__Do this__.
Identify each line in the records below that contains the word "text", and copy it.

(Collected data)
· · · ·
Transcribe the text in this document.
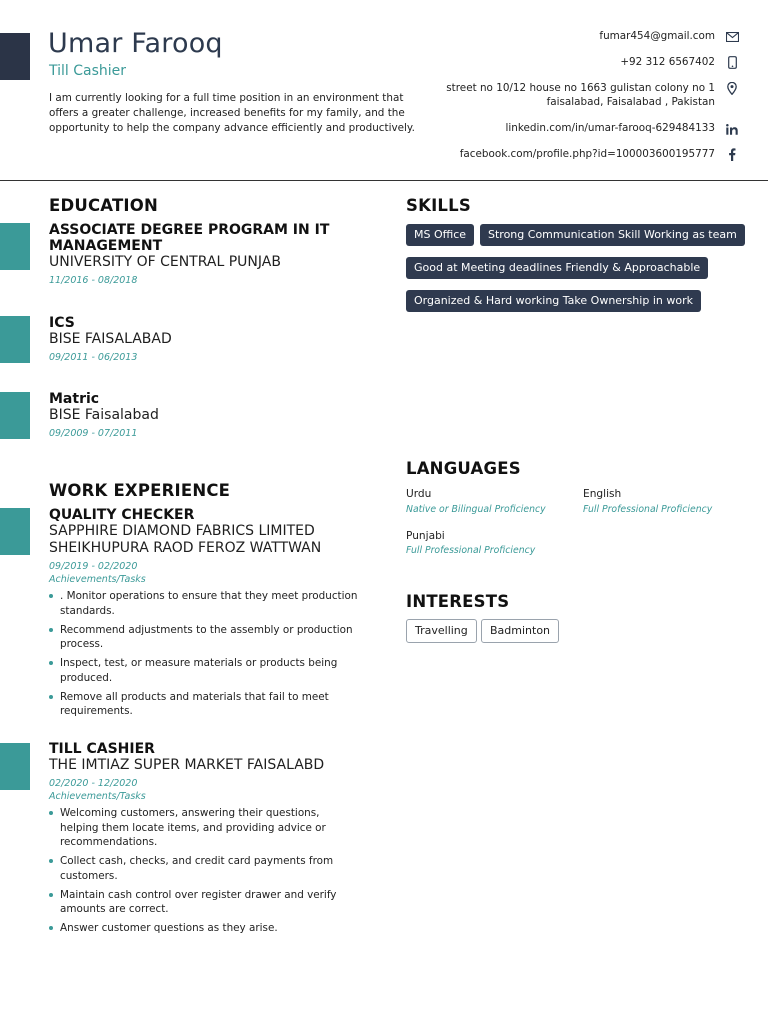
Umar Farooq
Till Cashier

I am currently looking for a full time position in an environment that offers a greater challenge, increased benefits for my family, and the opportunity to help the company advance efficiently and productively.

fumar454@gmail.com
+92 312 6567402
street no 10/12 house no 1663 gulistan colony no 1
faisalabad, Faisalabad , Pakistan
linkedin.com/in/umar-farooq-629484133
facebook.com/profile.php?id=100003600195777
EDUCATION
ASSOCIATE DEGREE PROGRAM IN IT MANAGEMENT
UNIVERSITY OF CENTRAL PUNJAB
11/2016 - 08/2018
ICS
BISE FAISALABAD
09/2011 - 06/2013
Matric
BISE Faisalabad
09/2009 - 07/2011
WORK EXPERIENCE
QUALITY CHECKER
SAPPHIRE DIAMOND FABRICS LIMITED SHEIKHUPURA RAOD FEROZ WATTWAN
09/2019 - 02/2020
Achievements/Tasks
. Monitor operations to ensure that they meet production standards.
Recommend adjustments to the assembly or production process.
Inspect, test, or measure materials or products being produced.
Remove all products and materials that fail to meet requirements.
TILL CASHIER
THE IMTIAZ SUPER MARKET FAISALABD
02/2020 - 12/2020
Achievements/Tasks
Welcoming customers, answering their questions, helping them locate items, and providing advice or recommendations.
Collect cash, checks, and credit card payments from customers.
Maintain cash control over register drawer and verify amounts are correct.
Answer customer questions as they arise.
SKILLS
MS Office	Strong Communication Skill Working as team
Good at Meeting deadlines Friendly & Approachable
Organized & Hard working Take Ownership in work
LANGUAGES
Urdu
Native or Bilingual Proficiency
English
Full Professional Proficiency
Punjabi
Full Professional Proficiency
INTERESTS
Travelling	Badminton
· · · ·
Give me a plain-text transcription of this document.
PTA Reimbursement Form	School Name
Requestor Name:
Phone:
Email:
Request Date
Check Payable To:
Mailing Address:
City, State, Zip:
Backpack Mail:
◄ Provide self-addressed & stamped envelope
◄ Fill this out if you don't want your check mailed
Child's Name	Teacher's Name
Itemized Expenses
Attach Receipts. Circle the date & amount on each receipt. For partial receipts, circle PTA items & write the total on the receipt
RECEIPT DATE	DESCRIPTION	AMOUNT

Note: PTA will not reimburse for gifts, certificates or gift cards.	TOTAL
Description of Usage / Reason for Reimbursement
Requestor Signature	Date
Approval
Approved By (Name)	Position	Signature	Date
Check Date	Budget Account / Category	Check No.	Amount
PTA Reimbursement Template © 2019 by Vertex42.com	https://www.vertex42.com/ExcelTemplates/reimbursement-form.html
· · · ·
__Response to the exercise__.
Transcribe the text in this document.
Give me a plain-text transcription of this document.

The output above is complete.